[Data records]
▬▬▬

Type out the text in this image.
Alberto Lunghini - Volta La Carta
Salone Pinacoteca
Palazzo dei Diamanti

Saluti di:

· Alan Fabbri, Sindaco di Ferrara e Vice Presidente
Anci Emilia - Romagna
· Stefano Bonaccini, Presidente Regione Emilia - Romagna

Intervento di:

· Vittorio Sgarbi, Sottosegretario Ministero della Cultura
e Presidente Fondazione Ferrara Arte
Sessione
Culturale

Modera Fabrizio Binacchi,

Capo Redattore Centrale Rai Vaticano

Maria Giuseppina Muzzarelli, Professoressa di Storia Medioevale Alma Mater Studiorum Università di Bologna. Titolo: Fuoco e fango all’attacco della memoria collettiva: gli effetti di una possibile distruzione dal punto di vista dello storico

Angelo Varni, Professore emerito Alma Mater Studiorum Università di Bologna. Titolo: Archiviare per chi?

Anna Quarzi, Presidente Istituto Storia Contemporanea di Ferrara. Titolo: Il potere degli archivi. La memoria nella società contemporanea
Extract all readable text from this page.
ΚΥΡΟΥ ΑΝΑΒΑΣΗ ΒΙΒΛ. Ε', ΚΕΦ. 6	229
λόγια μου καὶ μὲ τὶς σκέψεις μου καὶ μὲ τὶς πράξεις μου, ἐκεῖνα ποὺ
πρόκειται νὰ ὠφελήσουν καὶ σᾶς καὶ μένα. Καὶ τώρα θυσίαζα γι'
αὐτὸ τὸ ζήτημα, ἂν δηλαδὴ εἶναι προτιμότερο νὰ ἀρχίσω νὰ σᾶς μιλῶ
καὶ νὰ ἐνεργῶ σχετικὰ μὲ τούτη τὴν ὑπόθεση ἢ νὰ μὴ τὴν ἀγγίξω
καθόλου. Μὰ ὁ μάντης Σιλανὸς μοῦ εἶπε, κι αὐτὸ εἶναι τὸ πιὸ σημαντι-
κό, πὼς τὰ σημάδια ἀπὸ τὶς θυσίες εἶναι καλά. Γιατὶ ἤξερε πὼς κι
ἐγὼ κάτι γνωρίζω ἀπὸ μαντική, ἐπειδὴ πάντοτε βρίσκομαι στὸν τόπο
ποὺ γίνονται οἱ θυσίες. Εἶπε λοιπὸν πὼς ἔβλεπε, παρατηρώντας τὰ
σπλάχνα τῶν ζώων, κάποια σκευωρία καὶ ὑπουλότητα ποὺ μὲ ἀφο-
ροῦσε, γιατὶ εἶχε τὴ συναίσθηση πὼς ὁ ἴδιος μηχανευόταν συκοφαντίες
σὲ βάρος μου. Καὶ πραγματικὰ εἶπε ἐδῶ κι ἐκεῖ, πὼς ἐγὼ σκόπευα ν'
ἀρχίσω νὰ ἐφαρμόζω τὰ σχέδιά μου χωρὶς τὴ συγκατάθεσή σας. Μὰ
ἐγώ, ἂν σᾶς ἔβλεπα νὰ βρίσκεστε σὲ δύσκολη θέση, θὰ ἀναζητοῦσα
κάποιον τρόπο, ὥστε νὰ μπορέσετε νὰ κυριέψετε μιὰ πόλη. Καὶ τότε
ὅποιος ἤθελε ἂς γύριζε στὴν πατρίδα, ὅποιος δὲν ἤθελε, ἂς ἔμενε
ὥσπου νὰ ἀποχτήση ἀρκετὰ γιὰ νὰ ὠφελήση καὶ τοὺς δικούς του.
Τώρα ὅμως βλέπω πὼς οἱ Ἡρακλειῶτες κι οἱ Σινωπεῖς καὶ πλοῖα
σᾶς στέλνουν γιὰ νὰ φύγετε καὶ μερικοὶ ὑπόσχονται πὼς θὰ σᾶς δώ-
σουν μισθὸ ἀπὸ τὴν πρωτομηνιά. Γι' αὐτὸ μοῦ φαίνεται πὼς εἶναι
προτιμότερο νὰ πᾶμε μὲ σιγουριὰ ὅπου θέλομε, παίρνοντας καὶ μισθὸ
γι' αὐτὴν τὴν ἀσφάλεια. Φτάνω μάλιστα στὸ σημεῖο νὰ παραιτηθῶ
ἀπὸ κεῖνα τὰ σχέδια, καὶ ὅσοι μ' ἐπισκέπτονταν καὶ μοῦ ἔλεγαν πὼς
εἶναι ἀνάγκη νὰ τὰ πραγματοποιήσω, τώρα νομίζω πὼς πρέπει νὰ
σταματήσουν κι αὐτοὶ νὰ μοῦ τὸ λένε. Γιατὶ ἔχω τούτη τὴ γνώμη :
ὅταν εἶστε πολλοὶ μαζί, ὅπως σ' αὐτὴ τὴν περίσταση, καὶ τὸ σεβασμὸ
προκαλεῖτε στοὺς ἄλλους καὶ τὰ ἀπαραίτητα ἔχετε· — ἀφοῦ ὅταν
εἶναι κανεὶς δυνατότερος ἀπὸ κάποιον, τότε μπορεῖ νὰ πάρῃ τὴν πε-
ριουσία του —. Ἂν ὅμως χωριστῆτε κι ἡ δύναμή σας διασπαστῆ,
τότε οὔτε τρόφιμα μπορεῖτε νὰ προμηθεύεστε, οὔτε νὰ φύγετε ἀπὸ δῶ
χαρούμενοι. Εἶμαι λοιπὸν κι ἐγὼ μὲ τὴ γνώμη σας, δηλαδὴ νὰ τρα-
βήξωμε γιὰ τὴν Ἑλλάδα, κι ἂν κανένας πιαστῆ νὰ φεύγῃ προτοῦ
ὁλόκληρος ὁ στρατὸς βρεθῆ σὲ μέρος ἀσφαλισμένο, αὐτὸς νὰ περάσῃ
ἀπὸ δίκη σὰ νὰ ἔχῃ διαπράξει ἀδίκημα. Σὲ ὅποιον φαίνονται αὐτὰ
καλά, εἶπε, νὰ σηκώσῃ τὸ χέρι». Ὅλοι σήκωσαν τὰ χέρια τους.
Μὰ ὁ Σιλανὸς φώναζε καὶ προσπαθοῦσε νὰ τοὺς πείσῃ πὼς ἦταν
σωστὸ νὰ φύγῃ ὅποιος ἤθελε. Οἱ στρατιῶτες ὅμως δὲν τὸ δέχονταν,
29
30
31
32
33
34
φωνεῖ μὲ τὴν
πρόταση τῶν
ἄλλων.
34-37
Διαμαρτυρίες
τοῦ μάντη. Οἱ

▬▬▬

SHORT PROBLEM. Give the number of lines above that hold the word "γνώμη", and nothing more.

IN RESPONSE. 2